Saved entries:
□ □ □ □ □ □ □

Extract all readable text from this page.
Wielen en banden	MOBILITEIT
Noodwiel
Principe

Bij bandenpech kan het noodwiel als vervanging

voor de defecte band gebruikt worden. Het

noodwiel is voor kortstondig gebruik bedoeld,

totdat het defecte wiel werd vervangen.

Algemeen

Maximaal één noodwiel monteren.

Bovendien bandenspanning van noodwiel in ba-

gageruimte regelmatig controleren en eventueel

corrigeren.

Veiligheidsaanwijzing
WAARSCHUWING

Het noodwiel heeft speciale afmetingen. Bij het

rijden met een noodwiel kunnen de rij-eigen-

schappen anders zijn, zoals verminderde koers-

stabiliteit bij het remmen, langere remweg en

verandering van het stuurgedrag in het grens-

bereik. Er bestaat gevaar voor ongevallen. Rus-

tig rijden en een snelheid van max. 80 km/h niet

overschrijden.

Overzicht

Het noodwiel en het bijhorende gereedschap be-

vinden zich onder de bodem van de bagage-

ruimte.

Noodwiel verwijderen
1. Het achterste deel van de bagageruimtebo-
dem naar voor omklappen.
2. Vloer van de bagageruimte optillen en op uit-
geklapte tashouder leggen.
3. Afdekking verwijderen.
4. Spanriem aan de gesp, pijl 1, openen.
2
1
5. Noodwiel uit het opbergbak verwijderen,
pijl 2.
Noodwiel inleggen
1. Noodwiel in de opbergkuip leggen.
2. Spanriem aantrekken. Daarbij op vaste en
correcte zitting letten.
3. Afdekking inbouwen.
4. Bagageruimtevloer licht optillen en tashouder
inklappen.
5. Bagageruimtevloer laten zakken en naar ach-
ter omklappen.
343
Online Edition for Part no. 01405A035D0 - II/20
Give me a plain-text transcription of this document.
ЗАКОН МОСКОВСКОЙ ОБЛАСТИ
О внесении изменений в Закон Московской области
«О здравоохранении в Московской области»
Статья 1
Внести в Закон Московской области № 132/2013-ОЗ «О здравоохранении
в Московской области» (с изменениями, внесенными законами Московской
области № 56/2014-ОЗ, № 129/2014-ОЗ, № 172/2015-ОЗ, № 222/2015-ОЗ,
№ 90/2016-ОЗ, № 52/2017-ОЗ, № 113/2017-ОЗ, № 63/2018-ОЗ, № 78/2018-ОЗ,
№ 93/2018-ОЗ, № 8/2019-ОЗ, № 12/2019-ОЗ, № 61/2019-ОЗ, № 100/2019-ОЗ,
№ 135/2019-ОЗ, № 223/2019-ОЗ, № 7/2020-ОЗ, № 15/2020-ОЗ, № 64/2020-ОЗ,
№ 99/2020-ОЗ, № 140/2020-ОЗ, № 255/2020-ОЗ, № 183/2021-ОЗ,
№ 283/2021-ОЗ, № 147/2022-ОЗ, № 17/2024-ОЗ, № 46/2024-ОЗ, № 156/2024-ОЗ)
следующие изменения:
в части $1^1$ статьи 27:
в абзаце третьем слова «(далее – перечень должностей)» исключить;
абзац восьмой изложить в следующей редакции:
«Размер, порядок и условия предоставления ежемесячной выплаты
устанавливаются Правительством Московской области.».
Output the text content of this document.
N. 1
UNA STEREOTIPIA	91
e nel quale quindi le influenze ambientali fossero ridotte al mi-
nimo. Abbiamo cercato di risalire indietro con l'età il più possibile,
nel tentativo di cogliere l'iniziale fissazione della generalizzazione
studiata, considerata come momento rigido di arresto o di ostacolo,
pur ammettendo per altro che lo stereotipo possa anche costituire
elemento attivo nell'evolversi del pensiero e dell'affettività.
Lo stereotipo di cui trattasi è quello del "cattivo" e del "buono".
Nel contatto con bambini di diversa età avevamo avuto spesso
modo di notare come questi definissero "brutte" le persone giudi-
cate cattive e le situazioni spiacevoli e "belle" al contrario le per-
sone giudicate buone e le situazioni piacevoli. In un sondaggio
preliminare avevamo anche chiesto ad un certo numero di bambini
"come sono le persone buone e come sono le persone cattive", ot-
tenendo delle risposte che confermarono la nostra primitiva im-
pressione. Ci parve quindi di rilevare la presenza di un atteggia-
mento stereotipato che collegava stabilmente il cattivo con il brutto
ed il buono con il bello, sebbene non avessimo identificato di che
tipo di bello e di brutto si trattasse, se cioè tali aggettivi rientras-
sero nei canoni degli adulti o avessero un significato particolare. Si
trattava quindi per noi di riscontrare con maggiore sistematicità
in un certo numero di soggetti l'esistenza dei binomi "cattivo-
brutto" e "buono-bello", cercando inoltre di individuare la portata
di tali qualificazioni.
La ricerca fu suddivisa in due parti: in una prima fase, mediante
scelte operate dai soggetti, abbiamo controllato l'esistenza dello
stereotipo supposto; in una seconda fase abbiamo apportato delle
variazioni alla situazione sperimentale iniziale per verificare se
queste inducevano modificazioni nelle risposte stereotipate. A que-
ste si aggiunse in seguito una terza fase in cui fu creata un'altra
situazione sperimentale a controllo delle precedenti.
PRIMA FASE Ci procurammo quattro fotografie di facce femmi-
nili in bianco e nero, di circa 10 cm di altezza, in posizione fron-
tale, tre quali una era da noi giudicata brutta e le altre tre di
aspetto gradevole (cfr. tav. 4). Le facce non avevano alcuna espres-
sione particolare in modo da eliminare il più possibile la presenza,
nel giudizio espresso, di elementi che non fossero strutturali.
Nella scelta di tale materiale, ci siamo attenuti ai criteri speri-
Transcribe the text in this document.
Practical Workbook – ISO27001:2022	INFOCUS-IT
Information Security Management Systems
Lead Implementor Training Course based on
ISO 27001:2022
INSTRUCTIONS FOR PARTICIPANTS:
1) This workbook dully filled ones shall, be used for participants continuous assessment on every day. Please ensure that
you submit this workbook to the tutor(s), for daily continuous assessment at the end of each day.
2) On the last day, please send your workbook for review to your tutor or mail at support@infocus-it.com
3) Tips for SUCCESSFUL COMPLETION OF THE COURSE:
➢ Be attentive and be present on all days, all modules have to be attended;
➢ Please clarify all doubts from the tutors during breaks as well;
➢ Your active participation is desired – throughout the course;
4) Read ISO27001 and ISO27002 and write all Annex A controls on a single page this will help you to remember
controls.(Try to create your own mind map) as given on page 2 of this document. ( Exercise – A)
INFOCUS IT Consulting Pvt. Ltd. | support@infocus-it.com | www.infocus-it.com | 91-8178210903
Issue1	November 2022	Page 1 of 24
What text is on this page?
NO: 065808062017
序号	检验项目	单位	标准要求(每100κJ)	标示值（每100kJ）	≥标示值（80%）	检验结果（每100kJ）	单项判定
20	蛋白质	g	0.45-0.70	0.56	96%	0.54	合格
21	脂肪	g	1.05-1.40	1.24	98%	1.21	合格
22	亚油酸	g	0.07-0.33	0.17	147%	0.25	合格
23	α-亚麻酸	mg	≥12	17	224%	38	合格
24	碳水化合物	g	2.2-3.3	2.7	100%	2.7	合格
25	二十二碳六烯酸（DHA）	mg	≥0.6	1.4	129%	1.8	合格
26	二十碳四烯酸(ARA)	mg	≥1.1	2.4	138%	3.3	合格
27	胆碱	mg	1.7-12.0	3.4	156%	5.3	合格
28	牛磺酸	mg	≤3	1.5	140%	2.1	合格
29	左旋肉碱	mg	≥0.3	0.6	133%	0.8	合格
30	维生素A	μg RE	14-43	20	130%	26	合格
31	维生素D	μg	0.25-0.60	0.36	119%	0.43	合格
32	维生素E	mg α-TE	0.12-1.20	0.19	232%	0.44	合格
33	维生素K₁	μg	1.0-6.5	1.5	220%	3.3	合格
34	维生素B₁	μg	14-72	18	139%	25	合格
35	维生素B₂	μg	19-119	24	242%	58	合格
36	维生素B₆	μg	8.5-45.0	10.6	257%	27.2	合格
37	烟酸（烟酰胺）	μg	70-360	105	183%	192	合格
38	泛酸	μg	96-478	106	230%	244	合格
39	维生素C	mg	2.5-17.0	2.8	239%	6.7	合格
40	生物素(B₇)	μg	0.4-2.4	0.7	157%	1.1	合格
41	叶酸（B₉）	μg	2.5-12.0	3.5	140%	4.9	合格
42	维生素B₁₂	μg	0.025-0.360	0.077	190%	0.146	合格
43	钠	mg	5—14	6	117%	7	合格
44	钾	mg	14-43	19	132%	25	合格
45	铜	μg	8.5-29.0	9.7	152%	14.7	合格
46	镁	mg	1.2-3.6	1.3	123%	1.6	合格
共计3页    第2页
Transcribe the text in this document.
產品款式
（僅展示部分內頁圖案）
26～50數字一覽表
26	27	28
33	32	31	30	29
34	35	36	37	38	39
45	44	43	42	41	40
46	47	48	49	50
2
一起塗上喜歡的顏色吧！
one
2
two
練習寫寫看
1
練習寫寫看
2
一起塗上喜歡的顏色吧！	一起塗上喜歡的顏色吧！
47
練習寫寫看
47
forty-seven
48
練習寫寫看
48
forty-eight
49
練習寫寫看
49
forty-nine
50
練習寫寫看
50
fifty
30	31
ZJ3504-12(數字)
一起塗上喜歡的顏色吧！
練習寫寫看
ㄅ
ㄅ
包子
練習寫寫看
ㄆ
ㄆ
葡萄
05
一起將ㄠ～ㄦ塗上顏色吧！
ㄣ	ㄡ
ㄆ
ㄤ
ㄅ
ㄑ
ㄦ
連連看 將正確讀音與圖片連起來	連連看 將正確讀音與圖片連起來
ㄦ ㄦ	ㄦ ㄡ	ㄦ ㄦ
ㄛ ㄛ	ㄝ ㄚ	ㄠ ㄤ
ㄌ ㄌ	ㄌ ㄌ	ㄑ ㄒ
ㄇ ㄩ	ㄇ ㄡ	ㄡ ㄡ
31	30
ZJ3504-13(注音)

□ □ □ □ □ □ □

Aim of the exercise: Say the number of lines in the records above that include the string "bambini", and no more.

Answer for this exercise: 2